What is being asked:
The records below are to be quoted in full; please keep every word exact.

-- START Data to use --

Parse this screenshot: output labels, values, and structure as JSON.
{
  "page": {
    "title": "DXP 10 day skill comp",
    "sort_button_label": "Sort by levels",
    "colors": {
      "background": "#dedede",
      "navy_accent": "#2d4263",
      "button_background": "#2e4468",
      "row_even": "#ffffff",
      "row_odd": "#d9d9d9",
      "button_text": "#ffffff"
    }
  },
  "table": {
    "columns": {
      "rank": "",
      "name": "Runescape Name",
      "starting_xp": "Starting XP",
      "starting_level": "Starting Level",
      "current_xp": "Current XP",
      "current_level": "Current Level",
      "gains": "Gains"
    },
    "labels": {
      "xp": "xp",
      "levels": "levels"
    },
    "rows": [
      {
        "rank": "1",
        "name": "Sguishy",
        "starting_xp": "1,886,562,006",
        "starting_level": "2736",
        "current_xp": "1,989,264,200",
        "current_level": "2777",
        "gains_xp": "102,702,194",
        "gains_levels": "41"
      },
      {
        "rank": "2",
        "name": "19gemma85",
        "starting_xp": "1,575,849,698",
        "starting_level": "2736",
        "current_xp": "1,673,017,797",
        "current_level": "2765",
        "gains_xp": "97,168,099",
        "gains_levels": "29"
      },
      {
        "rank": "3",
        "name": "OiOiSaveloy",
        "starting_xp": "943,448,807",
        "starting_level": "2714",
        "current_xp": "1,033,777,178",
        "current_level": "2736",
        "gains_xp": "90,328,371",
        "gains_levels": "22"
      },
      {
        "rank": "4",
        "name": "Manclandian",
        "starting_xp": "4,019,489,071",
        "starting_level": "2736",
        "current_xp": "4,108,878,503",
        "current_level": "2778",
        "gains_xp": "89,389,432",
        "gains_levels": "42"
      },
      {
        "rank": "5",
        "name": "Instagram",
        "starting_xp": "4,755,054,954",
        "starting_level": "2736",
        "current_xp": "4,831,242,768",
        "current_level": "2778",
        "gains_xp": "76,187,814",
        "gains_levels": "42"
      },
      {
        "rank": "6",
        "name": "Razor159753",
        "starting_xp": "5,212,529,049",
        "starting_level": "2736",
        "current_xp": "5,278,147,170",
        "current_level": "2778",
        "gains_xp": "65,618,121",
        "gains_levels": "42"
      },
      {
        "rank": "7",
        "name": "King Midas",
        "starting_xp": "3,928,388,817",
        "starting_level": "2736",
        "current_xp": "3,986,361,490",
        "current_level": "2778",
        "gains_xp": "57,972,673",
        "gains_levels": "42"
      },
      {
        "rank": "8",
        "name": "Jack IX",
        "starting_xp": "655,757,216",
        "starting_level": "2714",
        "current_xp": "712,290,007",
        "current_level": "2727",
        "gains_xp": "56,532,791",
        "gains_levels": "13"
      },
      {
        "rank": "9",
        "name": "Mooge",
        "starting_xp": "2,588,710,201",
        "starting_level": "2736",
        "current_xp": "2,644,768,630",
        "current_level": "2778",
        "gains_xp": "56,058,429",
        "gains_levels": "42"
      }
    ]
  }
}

-- END Data to use --

Reply to the exercise:
Parse this screenshot: output labels, values, and structure as JSON.
{
  "page": {
    "title": "DXP 10 day skill comp",
    "sort_button_label": "Sort by levels",
    "colors": {
      "background": "#dedede",
      "navy_accent": "#2d4263",
      "button_background": "#2e4468",
      "row_even": "#ffffff",
      "row_odd": "#d9d9d9",
      "button_text": "#ffffff"
    }
  },
  "table": {
    "columns": {
      "rank": "",
      "name": "Runescape Name",
      "starting_xp": "Starting XP",
      "starting_level": "Starting Level",
      "current_xp": "Current XP",
      "current_level": "Current Level",
      "gains": "Gains"
    },
    "labels": {
      "xp": "xp",
      "levels": "levels"
    },
    "rows": [
      {
        "rank": "1",
        "name": "Sguishy",
        "starting_xp": "1,886,562,006",
        "starting_level": "2736",
        "current_xp": "1,989,264,200",
        "current_level": "2777",
        "gains_xp": "102,702,194",
        "gains_levels": "41"
      },
      {
        "rank": "2",
        "name": "19gemma85",
        "starting_xp": "1,575,849,698",
        "starting_level": "2736",
        "current_xp": "1,673,017,797",
        "current_level": "2765",
        "gains_xp": "97,168,099",
        "gains_levels": "29"
      },
      {
        "rank": "3",
        "name": "OiOiSaveloy",
        "starting_xp": "943,448,807",
        "starting_level": "2714",
        "current_xp": "1,033,777,178",
        "current_level": "2736",
        "gains_xp": "90,328,371",
        "gains_levels": "22"
      },
      {
        "rank": "4",
        "name": "Manclandian",
        "starting_xp": "4,019,489,071",
        "starting_level": "2736",
        "current_xp": "4,108,878,503",
        "current_level": "2778",
        "gains_xp": "89,389,432",
        "gains_levels": "42"
      },
      {
        "rank": "5",
        "name": "Instagram",
        "starting_xp": "4,755,054,954",
        "starting_level": "2736",
        "current_xp": "4,831,242,768",
        "current_level": "2778",
        "gains_xp": "76,187,814",
        "gains_levels": "42"
      },
      {
        "rank": "6",
        "name": "Razor159753",
        "starting_xp": "5,212,529,049",
        "starting_level": "2736",
        "current_xp": "5,278,147,170",
        "current_level": "2778",
        "gains_xp": "65,618,121",
        "gains_levels": "42"
      },
      {
        "rank": "7",
        "name": "King Midas",
        "starting_xp": "3,928,388,817",
        "starting_level": "2736",
        "current_xp": "3,986,361,490",
        "current_level": "2778",
        "gains_xp": "57,972,673",
        "gains_levels": "42"
      },
      {
        "rank": "8",
        "name": "Jack IX",
        "starting_xp": "655,757,216",
        "starting_level": "2714",
        "current_xp": "712,290,007",
        "current_level": "2727",
        "gains_xp": "56,532,791",
        "gains_levels": "13"
      },
      {
        "rank": "9",
        "name": "Mooge",
        "starting_xp": "2,588,710,201",
        "starting_level": "2736",
        "current_xp": "2,644,768,630",
        "current_level": "2778",
        "gains_xp": "56,058,429",
        "gains_levels": "42"
      }
    ]
  }
}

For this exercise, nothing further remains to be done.